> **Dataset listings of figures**

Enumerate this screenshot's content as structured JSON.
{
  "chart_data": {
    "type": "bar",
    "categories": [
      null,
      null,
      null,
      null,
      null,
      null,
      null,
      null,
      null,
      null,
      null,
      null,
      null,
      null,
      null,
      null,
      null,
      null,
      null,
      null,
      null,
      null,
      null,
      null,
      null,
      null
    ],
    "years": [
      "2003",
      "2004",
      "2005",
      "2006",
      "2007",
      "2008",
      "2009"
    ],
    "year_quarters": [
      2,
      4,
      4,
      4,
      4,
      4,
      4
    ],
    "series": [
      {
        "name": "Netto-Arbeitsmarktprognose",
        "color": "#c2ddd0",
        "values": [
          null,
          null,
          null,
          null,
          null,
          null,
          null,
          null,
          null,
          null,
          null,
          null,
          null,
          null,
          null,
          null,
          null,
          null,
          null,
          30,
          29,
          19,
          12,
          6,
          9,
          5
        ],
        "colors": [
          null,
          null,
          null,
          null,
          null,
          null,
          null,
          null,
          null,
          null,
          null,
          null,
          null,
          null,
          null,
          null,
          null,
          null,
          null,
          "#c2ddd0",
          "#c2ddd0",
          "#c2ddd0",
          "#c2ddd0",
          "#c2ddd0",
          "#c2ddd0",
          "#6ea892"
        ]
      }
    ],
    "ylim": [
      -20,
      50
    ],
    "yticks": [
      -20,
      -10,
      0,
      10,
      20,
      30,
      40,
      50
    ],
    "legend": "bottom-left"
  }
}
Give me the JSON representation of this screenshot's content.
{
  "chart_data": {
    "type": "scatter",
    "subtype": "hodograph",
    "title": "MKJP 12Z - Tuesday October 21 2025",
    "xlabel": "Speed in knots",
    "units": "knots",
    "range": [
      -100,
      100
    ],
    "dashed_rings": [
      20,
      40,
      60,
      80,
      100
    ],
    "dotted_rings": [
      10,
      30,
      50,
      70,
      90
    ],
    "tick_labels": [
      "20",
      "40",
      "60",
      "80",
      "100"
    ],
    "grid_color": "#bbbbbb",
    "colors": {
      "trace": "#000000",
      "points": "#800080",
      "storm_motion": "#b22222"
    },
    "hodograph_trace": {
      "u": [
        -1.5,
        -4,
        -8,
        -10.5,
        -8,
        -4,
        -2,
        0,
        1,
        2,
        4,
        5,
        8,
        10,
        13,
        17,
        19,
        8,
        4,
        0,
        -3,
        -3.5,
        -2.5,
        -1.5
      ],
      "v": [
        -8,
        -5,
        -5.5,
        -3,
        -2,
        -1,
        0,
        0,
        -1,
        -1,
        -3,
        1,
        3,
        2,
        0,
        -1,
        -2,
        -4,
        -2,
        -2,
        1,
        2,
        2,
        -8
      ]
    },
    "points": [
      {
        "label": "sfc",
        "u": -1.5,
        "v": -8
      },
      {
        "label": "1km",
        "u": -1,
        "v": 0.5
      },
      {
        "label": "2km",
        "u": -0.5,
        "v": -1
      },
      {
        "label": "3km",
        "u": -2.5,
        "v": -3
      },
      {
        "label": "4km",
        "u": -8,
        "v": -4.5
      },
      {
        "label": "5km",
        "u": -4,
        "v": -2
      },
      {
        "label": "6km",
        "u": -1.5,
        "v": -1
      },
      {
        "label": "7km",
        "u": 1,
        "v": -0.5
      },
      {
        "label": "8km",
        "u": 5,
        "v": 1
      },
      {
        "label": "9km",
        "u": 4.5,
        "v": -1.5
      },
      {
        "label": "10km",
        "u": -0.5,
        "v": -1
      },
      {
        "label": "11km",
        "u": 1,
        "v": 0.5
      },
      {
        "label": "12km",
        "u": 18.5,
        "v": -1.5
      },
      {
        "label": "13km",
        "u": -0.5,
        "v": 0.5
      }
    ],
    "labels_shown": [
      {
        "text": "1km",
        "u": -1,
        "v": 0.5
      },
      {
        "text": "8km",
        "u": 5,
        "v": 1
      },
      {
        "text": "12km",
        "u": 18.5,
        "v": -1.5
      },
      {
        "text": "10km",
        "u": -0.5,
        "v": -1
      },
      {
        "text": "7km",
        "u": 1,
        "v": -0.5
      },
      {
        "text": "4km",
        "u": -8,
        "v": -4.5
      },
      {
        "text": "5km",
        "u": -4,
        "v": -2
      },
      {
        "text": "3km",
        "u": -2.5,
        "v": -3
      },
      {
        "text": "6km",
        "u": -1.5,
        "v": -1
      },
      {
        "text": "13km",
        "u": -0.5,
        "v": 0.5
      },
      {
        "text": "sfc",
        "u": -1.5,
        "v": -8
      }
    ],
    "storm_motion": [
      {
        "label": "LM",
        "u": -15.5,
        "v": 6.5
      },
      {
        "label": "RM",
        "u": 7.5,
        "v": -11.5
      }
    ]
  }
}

> **The request**
Go through the records above and set each one down exactly, please.

> **Worked answer**
Enumerate this screenshot's content as structured JSON.
{
  "chart_data": {
    "type": "bar",
    "categories": [
      null,
      null,
      null,
      null,
      null,
      null,
      null,
      null,
      null,
      null,
      null,
      null,
      null,
      null,
      null,
      null,
      null,
      null,
      null,
      null,
      null,
      null,
      null,
      null,
      null,
      null
    ],
    "years": [
      "2003",
      "2004",
      "2005",
      "2006",
      "2007",
      "2008",
      "2009"
    ],
    "year_quarters": [
      2,
      4,
      4,
      4,
      4,
      4,
      4
    ],
    "series": [
      {
        "name": "Netto-Arbeitsmarktprognose",
        "color": "#c2ddd0",
        "values": [
          null,
          null,
          null,
          null,
          null,
          null,
          null,
          null,
          null,
          null,
          null,
          null,
          null,
          null,
          null,
          null,
          null,
          null,
          null,
          30,
          29,
          19,
          12,
          6,
          9,
          5
        ],
        "colors": [
          null,
          null,
          null,
          null,
          null,
          null,
          null,
          null,
          null,
          null,
          null,
          null,
          null,
          null,
          null,
          null,
          null,
          null,
          null,
          "#c2ddd0",
          "#c2ddd0",
          "#c2ddd0",
          "#c2ddd0",
          "#c2ddd0",
          "#c2ddd0",
          "#6ea892"
        ]
      }
    ],
    "ylim": [
      -20,
      50
    ],
    "yticks": [
      -20,
      -10,
      0,
      10,
      20,
      30,
      40,
      50
    ],
    "legend": "bottom-left"
  }
}
Give me the JSON representation of this screenshot's content.
{
  "chart_data": {
    "type": "scatter",
    "subtype": "hodograph",
    "title": "MKJP 12Z - Tuesday October 21 2025",
    "xlabel": "Speed in knots",
    "units": "knots",
    "range": [
      -100,
      100
    ],
    "dashed_rings": [
      20,
      40,
      60,
      80,
      100
    ],
    "dotted_rings": [
      10,
      30,
      50,
      70,
      90
    ],
    "tick_labels": [
      "20",
      "40",
      "60",
      "80",
      "100"
    ],
    "grid_color": "#bbbbbb",
    "colors": {
      "trace": "#000000",
      "points": "#800080",
      "storm_motion": "#b22222"
    },
    "hodograph_trace": {
      "u": [
        -1.5,
        -4,
        -8,
        -10.5,
        -8,
        -4,
        -2,
        0,
        1,
        2,
        4,
        5,
        8,
        10,
        13,
        17,
        19,
        8,
        4,
        0,
        -3,
        -3.5,
        -2.5,
        -1.5
      ],
      "v": [
        -8,
        -5,
        -5.5,
        -3,
        -2,
        -1,
        0,
        0,
        -1,
        -1,
        -3,
        1,
        3,
        2,
        0,
        -1,
        -2,
        -4,
        -2,
        -2,
        1,
        2,
        2,
        -8
      ]
    },
    "points": [
      {
        "label": "sfc",
        "u": -1.5,
        "v": -8
      },
      {
        "label": "1km",
        "u": -1,
        "v": 0.5
      },
      {
        "label": "2km",
        "u": -0.5,
        "v": -1
      },
      {
        "label": "3km",
        "u": -2.5,
        "v": -3
      },
      {
        "label": "4km",
        "u": -8,
        "v": -4.5
      },
      {
        "label": "5km",
        "u": -4,
        "v": -2
      },
      {
        "label": "6km",
        "u": -1.5,
        "v": -1
      },
      {
        "label": "7km",
        "u": 1,
        "v": -0.5
      },
      {
        "label": "8km",
        "u": 5,
        "v": 1
      },
      {
        "label": "9km",
        "u": 4.5,
        "v": -1.5
      },
      {
        "label": "10km",
        "u": -0.5,
        "v": -1
      },
      {
        "label": "11km",
        "u": 1,
        "v": 0.5
      },
      {
        "label": "12km",
        "u": 18.5,
        "v": -1.5
      },
      {
        "label": "13km",
        "u": -0.5,
        "v": 0.5
      }
    ],
    "labels_shown": [
      {
        "text": "1km",
        "u": -1,
        "v": 0.5
      },
      {
        "text": "8km",
        "u": 5,
        "v": 1
      },
      {
        "text": "12km",
        "u": 18.5,
        "v": -1.5
      },
      {
        "text": "10km",
        "u": -0.5,
        "v": -1
      },
      {
        "text": "7km",
        "u": 1,
        "v": -0.5
      },
      {
        "text": "4km",
        "u": -8,
        "v": -4.5
      },
      {
        "text": "5km",
        "u": -4,
        "v": -2
      },
      {
        "text": "3km",
        "u": -2.5,
        "v": -3
      },
      {
        "text": "6km",
        "u": -1.5,
        "v": -1
      },
      {
        "text": "13km",
        "u": -0.5,
        "v": 0.5
      },
      {
        "text": "sfc",
        "u": -1.5,
        "v": -8
      }
    ],
    "storm_motion": [
      {
        "label": "LM",
        "u": -15.5,
        "v": 6.5
      },
      {
        "label": "RM",
        "u": 7.5,
        "v": -11.5
      }
    ]
  }
}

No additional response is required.